The problem: Give the number of lines that include the word "DAFTAR", nothing more.

-*-*-

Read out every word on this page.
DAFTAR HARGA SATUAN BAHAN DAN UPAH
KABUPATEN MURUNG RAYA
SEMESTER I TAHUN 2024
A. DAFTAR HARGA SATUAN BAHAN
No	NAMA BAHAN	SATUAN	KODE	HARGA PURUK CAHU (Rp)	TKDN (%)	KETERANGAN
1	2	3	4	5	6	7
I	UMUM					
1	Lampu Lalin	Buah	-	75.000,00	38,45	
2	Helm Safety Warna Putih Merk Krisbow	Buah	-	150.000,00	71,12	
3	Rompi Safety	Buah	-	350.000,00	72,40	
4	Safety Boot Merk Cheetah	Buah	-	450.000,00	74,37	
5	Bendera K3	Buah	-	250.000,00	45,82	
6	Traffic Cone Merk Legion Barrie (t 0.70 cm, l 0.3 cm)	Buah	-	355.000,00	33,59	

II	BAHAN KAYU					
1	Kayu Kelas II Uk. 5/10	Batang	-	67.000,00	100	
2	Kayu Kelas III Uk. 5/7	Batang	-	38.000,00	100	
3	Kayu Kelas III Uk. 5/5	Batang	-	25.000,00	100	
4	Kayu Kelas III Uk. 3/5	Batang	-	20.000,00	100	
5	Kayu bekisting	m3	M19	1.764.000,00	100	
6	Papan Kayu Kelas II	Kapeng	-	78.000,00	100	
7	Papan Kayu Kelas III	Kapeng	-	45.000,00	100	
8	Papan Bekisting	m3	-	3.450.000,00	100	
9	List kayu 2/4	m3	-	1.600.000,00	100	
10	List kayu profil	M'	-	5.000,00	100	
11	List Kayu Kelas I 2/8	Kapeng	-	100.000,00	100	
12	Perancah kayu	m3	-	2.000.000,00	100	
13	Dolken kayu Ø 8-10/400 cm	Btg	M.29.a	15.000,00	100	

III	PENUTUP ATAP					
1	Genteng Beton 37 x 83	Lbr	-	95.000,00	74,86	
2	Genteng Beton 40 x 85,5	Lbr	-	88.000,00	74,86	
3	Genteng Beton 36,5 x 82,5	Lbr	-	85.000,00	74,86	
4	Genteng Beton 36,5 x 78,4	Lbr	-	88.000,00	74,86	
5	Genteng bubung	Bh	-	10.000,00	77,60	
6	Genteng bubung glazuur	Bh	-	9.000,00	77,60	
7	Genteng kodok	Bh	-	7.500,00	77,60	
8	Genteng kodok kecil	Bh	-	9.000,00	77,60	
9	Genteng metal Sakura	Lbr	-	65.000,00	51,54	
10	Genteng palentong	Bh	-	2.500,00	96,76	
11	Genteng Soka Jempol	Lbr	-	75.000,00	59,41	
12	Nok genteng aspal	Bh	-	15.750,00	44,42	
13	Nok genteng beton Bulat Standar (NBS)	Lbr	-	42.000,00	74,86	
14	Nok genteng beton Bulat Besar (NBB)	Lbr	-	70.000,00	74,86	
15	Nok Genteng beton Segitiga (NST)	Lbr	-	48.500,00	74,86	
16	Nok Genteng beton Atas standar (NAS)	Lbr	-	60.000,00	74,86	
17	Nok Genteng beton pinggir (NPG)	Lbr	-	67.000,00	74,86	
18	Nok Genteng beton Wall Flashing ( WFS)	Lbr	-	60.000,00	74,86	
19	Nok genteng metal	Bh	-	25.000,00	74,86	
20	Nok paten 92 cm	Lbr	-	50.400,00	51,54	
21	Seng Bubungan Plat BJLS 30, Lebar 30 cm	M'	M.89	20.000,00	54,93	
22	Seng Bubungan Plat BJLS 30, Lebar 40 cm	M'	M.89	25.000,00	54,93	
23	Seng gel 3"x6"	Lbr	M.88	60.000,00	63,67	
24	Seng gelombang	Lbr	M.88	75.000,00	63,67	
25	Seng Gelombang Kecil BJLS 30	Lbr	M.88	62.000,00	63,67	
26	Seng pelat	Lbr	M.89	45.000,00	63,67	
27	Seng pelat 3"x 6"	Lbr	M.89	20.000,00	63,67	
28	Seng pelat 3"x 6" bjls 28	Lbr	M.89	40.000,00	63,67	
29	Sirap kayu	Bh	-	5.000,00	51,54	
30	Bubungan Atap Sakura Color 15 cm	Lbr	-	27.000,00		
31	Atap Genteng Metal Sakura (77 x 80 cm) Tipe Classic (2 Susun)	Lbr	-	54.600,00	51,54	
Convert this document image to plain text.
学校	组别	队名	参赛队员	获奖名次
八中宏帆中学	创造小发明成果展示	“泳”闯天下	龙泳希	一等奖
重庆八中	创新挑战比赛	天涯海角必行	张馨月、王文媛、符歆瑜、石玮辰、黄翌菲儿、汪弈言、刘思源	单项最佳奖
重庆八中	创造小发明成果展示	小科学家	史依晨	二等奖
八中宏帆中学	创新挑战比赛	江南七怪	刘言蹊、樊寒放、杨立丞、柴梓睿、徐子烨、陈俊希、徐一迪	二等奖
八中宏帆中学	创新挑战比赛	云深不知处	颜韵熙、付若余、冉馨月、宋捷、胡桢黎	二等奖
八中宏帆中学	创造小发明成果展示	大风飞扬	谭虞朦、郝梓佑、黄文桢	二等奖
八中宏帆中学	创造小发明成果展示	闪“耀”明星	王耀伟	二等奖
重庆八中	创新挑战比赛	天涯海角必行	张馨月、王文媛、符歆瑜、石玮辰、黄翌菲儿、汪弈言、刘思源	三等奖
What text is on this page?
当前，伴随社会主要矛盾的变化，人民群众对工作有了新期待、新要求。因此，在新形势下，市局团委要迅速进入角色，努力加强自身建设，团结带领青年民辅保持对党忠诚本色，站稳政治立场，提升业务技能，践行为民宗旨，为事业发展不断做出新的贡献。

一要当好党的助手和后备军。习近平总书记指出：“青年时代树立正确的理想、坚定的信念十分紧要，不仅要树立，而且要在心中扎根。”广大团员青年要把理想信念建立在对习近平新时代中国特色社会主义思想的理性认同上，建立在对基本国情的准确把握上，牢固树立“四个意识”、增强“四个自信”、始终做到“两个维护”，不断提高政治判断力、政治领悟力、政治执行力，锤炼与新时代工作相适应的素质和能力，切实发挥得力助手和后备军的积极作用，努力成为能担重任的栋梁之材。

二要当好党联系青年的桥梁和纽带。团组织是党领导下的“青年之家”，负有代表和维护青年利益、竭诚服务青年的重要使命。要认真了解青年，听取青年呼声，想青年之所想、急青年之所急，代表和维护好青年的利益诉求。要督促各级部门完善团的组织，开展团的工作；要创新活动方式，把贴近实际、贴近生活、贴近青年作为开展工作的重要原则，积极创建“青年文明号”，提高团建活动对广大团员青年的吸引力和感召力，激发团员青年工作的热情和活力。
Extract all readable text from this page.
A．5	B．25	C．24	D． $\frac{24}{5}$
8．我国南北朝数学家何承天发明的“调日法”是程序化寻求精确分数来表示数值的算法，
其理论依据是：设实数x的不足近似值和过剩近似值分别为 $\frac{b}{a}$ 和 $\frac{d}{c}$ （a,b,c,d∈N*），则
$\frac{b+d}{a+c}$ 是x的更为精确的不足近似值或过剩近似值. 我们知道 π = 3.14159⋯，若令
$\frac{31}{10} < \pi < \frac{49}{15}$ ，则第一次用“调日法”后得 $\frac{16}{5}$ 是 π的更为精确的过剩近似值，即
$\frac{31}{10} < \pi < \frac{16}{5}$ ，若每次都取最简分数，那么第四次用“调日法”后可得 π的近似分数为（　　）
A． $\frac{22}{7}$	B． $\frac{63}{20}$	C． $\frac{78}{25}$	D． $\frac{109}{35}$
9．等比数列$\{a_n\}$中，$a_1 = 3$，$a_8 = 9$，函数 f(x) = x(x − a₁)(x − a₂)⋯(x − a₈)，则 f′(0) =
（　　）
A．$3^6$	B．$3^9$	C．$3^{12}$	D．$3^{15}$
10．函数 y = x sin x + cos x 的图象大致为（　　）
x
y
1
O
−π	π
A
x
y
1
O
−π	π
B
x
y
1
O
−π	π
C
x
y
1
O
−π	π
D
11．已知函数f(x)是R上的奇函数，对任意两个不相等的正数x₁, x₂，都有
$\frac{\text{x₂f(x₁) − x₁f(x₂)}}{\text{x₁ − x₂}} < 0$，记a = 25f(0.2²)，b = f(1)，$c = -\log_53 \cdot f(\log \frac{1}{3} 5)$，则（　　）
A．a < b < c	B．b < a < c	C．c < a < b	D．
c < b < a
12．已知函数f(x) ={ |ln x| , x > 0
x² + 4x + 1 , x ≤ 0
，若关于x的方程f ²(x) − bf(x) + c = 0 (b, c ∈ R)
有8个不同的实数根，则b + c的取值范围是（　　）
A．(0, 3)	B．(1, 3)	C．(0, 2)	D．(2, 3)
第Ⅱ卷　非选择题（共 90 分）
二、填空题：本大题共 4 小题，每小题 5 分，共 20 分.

-*-*-

The answer: 2